- _WHAT IS BEING ASKED_:
Show every line of the records below that contains the word "fill".

(Figure collection entries)

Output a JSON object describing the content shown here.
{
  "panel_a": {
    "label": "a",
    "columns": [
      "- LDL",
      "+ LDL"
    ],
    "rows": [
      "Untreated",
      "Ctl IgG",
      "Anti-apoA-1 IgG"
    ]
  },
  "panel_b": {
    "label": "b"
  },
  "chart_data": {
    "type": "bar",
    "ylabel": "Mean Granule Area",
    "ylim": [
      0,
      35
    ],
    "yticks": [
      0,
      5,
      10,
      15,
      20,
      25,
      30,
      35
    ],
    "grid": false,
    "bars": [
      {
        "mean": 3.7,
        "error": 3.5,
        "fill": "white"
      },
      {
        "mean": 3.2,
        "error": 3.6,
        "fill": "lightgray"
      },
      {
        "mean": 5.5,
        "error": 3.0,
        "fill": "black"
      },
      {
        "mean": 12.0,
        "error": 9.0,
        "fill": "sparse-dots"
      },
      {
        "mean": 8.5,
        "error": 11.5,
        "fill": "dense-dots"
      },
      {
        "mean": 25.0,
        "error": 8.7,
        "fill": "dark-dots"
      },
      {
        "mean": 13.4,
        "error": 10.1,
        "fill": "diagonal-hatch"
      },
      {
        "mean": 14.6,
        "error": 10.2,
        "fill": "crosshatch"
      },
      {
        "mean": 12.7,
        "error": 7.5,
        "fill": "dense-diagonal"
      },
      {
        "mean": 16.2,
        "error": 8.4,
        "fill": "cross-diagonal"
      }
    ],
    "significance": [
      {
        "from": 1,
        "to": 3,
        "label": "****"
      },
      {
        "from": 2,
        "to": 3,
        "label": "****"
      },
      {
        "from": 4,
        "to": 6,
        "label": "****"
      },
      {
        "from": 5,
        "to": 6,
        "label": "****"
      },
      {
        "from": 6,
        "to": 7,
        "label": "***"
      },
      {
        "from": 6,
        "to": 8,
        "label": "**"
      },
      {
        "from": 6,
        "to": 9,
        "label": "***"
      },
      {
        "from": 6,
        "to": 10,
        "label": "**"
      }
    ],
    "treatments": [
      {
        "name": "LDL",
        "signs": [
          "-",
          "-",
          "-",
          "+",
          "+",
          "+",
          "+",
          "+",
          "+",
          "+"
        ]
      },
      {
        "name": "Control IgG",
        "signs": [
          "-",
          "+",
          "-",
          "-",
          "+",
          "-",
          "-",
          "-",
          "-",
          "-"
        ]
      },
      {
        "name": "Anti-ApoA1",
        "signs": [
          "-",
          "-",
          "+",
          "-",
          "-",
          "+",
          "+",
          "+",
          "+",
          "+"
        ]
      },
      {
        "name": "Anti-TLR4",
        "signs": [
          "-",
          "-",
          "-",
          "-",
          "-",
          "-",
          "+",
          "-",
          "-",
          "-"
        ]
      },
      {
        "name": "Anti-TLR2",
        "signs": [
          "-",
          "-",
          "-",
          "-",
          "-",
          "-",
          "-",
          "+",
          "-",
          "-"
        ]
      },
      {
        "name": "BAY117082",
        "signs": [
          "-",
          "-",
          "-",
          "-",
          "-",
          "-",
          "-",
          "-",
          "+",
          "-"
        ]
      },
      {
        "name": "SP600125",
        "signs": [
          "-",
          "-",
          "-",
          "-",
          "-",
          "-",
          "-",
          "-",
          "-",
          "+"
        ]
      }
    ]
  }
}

- _RESULT OF THIS EXERCISE_:
        "fill": "white"
        "fill": "lightgray"
        "fill": "black"
        "fill": "sparse-dots"
        "fill": "dense-dots"
        "fill": "dark-dots"
        "fill": "diagonal-hatch"
        "fill": "crosshatch"
        "fill": "dense-diagonal"
        "fill": "cross-diagonal"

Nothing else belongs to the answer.